List all lines in the material below that contain "School".

++++++++++++++++++++

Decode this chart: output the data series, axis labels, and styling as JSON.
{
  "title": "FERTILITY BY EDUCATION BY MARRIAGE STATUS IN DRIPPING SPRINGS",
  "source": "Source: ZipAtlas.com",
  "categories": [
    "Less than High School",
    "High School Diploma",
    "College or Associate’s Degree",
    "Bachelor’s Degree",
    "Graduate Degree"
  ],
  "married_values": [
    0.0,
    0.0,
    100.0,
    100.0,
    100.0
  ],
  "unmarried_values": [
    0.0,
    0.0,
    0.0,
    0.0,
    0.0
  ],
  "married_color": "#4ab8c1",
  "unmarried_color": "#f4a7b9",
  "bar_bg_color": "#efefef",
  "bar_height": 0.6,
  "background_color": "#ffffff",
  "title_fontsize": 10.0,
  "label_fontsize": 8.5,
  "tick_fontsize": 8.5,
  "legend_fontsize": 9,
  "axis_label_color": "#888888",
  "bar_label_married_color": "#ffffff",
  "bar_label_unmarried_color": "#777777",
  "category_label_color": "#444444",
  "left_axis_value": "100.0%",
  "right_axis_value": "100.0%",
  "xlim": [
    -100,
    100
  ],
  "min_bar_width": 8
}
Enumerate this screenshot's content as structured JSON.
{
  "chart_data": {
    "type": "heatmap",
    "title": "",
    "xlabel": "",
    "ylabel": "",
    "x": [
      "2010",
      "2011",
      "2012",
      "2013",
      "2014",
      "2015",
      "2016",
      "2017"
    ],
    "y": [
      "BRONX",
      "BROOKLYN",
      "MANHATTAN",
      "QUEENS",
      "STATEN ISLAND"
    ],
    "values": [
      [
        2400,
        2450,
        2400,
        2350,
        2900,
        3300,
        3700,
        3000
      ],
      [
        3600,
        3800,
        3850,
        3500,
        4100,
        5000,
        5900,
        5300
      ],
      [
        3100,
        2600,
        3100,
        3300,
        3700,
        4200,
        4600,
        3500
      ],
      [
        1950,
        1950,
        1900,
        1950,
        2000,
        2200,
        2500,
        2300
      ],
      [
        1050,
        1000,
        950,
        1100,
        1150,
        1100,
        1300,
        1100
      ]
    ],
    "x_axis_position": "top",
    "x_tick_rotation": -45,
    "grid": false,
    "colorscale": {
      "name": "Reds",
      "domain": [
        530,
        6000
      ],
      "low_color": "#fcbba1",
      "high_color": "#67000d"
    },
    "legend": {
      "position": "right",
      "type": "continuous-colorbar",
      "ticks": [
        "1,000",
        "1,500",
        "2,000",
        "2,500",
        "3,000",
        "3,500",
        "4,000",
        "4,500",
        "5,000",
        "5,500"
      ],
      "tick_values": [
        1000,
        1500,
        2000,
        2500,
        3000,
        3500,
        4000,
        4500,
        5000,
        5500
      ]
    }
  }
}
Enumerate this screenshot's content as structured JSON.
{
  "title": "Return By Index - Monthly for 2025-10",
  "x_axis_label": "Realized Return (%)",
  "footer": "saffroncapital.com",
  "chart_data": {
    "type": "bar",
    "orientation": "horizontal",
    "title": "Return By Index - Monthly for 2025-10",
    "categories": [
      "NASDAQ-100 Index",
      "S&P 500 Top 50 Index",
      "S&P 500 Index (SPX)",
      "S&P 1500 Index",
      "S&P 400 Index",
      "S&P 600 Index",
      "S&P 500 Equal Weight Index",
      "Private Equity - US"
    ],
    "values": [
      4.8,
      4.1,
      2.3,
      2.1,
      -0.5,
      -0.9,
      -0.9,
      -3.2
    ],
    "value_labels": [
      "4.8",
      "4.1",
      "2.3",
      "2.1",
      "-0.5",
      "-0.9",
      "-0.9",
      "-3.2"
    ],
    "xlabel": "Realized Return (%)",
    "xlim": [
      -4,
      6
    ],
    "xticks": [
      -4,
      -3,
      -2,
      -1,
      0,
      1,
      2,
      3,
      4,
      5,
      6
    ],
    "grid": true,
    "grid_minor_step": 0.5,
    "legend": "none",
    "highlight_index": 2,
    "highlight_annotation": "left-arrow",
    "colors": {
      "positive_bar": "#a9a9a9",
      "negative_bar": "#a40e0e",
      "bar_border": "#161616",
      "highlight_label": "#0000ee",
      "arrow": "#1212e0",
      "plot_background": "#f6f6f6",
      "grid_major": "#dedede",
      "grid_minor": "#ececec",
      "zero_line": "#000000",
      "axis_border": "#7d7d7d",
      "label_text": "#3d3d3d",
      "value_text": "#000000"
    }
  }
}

++++++++++++++++++++

*Result*:
    "Less than High School",
    "High School Diploma",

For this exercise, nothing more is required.